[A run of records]

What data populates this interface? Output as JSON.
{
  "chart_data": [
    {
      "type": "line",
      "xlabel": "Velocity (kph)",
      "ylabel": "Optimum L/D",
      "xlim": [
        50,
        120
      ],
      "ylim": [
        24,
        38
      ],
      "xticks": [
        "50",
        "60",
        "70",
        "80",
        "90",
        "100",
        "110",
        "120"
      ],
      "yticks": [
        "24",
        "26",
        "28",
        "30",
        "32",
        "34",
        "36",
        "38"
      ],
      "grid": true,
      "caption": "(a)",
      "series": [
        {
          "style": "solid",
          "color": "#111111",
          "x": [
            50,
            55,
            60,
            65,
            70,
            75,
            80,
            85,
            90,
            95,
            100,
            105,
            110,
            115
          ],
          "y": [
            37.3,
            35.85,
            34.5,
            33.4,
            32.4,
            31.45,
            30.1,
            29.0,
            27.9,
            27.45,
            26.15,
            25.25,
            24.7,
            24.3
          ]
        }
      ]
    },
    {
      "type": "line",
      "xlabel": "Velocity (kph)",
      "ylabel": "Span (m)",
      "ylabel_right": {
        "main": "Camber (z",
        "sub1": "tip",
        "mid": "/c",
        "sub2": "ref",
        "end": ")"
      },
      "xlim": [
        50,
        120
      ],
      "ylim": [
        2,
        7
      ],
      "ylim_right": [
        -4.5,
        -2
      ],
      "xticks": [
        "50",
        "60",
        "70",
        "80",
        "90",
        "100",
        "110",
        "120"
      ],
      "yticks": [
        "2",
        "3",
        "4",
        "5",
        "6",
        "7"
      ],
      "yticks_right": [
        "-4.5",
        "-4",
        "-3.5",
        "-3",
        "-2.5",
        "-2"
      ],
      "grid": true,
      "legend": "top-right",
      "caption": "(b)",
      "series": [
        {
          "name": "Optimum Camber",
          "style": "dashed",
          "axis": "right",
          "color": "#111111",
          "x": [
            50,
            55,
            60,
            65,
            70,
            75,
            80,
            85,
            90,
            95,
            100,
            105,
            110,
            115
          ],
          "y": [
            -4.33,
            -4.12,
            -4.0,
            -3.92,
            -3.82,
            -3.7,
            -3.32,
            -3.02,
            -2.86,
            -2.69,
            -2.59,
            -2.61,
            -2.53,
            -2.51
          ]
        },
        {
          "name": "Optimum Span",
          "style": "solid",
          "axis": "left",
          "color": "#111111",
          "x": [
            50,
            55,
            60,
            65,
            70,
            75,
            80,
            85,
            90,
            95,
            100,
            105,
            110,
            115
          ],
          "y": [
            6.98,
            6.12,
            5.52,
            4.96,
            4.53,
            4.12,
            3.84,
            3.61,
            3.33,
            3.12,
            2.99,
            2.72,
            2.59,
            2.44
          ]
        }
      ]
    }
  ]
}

• [Exercise brief]:
Exactly reproduce all of the entries.

• [Result]:
What data populates this interface? Output as JSON.
{
  "chart_data": [
    {
      "type": "line",
      "xlabel": "Velocity (kph)",
      "ylabel": "Optimum L/D",
      "xlim": [
        50,
        120
      ],
      "ylim": [
        24,
        38
      ],
      "xticks": [
        "50",
        "60",
        "70",
        "80",
        "90",
        "100",
        "110",
        "120"
      ],
      "yticks": [
        "24",
        "26",
        "28",
        "30",
        "32",
        "34",
        "36",
        "38"
      ],
      "grid": true,
      "caption": "(a)",
      "series": [
        {
          "style": "solid",
          "color": "#111111",
          "x": [
            50,
            55,
            60,
            65,
            70,
            75,
            80,
            85,
            90,
            95,
            100,
            105,
            110,
            115
          ],
          "y": [
            37.3,
            35.85,
            34.5,
            33.4,
            32.4,
            31.45,
            30.1,
            29.0,
            27.9,
            27.45,
            26.15,
            25.25,
            24.7,
            24.3
          ]
        }
      ]
    },
    {
      "type": "line",
      "xlabel": "Velocity (kph)",
      "ylabel": "Span (m)",
      "ylabel_right": {
        "main": "Camber (z",
        "sub1": "tip",
        "mid": "/c",
        "sub2": "ref",
        "end": ")"
      },
      "xlim": [
        50,
        120
      ],
      "ylim": [
        2,
        7
      ],
      "ylim_right": [
        -4.5,
        -2
      ],
      "xticks": [
        "50",
        "60",
        "70",
        "80",
        "90",
        "100",
        "110",
        "120"
      ],
      "yticks": [
        "2",
        "3",
        "4",
        "5",
        "6",
        "7"
      ],
      "yticks_right": [
        "-4.5",
        "-4",
        "-3.5",
        "-3",
        "-2.5",
        "-2"
      ],
      "grid": true,
      "legend": "top-right",
      "caption": "(b)",
      "series": [
        {
          "name": "Optimum Camber",
          "style": "dashed",
          "axis": "right",
          "color": "#111111",
          "x": [
            50,
            55,
            60,
            65,
            70,
            75,
            80,
            85,
            90,
            95,
            100,
            105,
            110,
            115
          ],
          "y": [
            -4.33,
            -4.12,
            -4.0,
            -3.92,
            -3.82,
            -3.7,
            -3.32,
            -3.02,
            -2.86,
            -2.69,
            -2.59,
            -2.61,
            -2.53,
            -2.51
          ]
        },
        {
          "name": "Optimum Span",
          "style": "solid",
          "axis": "left",
          "color": "#111111",
          "x": [
            50,
            55,
            60,
            65,
            70,
            75,
            80,
            85,
            90,
            95,
            100,
            105,
            110,
            115
          ],
          "y": [
            6.98,
            6.12,
            5.52,
            4.96,
            4.53,
            4.12,
            3.84,
            3.61,
            3.33,
            3.12,
            2.99,
            2.72,
            2.59,
            2.44
          ]
        }
      ]
    }
  ]
}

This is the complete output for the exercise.